Given data:
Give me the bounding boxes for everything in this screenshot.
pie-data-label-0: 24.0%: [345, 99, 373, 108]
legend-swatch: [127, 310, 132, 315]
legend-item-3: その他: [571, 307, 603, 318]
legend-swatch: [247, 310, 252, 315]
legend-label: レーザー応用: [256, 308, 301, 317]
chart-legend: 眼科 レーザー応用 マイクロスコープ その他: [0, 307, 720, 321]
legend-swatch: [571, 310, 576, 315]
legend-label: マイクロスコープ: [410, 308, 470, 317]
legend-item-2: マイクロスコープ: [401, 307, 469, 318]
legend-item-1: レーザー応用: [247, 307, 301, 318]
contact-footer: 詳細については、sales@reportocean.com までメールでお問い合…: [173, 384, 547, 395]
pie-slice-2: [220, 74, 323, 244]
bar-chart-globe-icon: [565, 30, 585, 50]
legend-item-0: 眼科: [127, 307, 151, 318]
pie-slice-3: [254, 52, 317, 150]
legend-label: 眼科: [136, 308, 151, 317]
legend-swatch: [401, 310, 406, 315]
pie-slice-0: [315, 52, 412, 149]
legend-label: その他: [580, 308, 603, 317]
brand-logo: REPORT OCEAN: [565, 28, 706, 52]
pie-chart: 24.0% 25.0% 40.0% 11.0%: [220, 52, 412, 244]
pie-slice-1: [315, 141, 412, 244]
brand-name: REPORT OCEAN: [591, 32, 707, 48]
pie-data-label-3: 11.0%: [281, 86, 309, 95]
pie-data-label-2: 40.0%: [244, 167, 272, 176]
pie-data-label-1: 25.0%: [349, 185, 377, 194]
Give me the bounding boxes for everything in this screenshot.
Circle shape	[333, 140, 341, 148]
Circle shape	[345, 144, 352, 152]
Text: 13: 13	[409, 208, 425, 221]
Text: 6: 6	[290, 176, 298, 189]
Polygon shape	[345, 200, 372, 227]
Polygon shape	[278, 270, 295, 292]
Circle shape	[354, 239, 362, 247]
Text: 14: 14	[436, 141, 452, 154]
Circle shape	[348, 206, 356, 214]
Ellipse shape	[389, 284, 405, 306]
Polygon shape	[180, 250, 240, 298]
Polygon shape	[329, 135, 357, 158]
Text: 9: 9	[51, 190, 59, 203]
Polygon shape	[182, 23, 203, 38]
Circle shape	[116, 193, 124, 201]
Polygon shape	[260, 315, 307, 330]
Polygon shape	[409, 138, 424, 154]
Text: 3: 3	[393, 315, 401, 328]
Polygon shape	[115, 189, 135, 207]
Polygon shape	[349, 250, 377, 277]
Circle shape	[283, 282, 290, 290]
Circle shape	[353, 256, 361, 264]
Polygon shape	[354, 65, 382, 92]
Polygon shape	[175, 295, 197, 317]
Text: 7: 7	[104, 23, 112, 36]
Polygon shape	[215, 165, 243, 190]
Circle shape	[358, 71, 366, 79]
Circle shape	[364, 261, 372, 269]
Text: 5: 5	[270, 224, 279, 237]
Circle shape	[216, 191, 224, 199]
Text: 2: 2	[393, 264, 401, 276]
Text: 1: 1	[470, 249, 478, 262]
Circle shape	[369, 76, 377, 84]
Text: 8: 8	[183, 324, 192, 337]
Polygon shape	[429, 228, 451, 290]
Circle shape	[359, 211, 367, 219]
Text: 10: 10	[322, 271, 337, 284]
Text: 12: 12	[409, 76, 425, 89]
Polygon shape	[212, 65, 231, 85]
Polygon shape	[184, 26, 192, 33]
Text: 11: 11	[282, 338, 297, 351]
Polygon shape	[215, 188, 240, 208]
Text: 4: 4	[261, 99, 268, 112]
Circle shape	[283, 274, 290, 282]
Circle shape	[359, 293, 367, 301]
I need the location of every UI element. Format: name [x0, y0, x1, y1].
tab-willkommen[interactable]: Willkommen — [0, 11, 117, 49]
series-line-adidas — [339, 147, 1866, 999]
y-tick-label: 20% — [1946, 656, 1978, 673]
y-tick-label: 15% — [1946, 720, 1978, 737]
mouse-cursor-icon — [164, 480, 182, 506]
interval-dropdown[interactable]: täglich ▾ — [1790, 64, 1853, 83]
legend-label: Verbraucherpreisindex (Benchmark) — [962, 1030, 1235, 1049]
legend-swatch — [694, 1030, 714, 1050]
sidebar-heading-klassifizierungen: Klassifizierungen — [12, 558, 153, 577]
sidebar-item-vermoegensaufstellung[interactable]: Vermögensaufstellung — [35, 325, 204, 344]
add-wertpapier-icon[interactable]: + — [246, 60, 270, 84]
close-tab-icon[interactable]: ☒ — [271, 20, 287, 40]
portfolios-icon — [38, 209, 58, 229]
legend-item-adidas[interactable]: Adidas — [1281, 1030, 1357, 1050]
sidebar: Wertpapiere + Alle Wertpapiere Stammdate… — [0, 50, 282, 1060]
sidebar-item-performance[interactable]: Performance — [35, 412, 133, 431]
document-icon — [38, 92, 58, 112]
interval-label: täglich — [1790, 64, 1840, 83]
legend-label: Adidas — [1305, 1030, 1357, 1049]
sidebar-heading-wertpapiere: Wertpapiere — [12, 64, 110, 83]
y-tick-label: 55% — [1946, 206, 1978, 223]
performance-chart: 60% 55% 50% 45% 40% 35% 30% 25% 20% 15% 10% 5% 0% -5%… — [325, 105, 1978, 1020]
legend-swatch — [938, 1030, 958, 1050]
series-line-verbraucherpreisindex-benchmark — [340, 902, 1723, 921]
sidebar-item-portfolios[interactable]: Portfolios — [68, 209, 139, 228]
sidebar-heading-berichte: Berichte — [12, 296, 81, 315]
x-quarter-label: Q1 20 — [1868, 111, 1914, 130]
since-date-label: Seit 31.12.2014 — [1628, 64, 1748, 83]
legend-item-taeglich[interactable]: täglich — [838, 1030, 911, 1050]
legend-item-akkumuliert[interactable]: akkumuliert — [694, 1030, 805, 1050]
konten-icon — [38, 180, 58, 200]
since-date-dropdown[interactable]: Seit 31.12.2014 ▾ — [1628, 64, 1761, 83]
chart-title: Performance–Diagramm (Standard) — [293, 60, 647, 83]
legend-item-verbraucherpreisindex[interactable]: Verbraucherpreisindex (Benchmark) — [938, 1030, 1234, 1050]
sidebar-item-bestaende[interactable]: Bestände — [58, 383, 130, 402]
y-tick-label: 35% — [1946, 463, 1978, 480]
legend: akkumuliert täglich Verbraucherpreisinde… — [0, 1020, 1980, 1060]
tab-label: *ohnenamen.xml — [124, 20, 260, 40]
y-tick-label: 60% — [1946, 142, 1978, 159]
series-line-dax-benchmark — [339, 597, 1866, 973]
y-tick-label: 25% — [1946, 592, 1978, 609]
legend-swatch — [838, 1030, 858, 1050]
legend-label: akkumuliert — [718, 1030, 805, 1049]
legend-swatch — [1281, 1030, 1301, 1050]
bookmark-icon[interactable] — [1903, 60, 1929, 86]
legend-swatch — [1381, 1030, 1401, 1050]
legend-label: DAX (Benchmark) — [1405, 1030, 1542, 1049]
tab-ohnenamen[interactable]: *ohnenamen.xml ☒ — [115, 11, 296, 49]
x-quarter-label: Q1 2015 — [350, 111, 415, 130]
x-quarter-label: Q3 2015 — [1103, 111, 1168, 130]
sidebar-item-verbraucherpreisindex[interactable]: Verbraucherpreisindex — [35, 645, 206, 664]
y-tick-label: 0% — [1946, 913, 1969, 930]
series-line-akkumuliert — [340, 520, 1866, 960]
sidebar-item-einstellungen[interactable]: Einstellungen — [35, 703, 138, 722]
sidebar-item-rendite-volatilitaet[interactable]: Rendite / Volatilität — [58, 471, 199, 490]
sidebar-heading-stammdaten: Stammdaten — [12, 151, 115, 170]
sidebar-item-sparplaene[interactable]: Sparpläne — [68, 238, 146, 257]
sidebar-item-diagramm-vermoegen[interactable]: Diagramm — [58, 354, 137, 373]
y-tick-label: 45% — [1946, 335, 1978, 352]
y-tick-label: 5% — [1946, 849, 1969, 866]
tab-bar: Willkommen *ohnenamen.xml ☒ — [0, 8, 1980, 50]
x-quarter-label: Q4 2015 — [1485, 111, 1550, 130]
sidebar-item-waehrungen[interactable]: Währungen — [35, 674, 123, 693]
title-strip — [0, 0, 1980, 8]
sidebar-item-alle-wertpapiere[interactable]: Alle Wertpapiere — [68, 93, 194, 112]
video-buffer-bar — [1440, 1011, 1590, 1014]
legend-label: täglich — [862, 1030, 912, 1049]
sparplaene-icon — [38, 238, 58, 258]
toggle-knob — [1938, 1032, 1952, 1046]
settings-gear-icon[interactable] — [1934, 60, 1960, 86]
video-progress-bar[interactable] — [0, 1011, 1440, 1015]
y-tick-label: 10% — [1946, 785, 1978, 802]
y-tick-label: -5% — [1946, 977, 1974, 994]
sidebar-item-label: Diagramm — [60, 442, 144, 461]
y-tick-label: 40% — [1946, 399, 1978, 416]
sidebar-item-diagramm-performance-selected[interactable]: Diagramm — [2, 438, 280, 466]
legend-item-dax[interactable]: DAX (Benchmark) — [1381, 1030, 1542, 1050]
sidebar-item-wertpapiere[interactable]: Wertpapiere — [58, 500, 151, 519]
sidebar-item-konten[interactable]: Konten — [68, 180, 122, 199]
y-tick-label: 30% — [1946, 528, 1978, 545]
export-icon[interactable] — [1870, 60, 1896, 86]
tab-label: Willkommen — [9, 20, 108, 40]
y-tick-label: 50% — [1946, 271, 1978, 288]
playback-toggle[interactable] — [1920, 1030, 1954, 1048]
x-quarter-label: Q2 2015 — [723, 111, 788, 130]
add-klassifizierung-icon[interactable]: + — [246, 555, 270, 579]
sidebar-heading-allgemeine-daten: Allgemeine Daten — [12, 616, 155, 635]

To do: Copy out every line in the items above that contains the string "interval". Case counts, so a line matches only when the letters have the same capitalization.

Response to the exercise:
interval-dropdown[interactable]: täglich ▾ — [1790, 64, 1853, 83]
interval-label: täglich — [1790, 64, 1840, 83]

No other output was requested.